STATED PROBLEM :: Reproduce the records below exactly as they appear.

DATASET ROWS ::

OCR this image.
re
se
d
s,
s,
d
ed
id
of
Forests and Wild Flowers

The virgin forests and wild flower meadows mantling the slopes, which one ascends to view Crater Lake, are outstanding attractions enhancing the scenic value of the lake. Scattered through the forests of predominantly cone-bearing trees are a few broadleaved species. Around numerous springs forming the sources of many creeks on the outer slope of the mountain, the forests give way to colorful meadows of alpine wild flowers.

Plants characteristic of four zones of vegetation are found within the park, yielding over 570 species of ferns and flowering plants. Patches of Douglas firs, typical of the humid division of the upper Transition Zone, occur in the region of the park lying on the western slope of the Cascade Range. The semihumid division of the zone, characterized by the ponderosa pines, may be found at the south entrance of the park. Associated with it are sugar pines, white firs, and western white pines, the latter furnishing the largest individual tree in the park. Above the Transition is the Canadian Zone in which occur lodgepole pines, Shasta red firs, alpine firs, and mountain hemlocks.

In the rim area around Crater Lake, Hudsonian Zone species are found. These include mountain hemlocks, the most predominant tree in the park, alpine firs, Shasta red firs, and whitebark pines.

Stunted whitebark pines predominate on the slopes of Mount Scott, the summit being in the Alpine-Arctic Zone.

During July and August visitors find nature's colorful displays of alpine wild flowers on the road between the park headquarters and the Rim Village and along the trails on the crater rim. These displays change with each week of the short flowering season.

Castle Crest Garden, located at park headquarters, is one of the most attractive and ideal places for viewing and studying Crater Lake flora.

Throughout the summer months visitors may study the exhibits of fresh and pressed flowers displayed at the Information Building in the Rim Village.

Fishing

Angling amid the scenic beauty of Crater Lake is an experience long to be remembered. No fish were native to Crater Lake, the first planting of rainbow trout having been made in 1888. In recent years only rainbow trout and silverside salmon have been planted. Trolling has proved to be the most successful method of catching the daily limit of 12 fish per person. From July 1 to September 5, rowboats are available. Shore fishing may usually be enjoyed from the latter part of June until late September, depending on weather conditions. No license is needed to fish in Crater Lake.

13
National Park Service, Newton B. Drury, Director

RIGHT ANSWER ::
OCR this image.
re
se
d
s,
s,
d
ed
id
of
Forests and Wild Flowers

The virgin forests and wild flower meadows mantling the slopes, which one ascends to view Crater Lake, are outstanding attractions enhancing the scenic value of the lake. Scattered through the forests of predominantly cone-bearing trees are a few broadleaved species. Around numerous springs forming the sources of many creeks on the outer slope of the mountain, the forests give way to colorful meadows of alpine wild flowers.

Plants characteristic of four zones of vegetation are found within the park, yielding over 570 species of ferns and flowering plants. Patches of Douglas firs, typical of the humid division of the upper Transition Zone, occur in the region of the park lying on the western slope of the Cascade Range. The semihumid division of the zone, characterized by the ponderosa pines, may be found at the south entrance of the park. Associated with it are sugar pines, white firs, and western white pines, the latter furnishing the largest individual tree in the park. Above the Transition is the Canadian Zone in which occur lodgepole pines, Shasta red firs, alpine firs, and mountain hemlocks.

In the rim area around Crater Lake, Hudsonian Zone species are found. These include mountain hemlocks, the most predominant tree in the park, alpine firs, Shasta red firs, and whitebark pines.

Stunted whitebark pines predominate on the slopes of Mount Scott, the summit being in the Alpine-Arctic Zone.

During July and August visitors find nature's colorful displays of alpine wild flowers on the road between the park headquarters and the Rim Village and along the trails on the crater rim. These displays change with each week of the short flowering season.

Castle Crest Garden, located at park headquarters, is one of the most attractive and ideal places for viewing and studying Crater Lake flora.

Throughout the summer months visitors may study the exhibits of fresh and pressed flowers displayed at the Information Building in the Rim Village.

Fishing

Angling amid the scenic beauty of Crater Lake is an experience long to be remembered. No fish were native to Crater Lake, the first planting of rainbow trout having been made in 1888. In recent years only rainbow trout and silverside salmon have been planted. Trolling has proved to be the most successful method of catching the daily limit of 12 fish per person. From July 1 to September 5, rowboats are available. Shore fishing may usually be enjoyed from the latter part of June until late September, depending on weather conditions. No license is needed to fish in Crater Lake.

13
National Park Service, Newton B. Drury, Director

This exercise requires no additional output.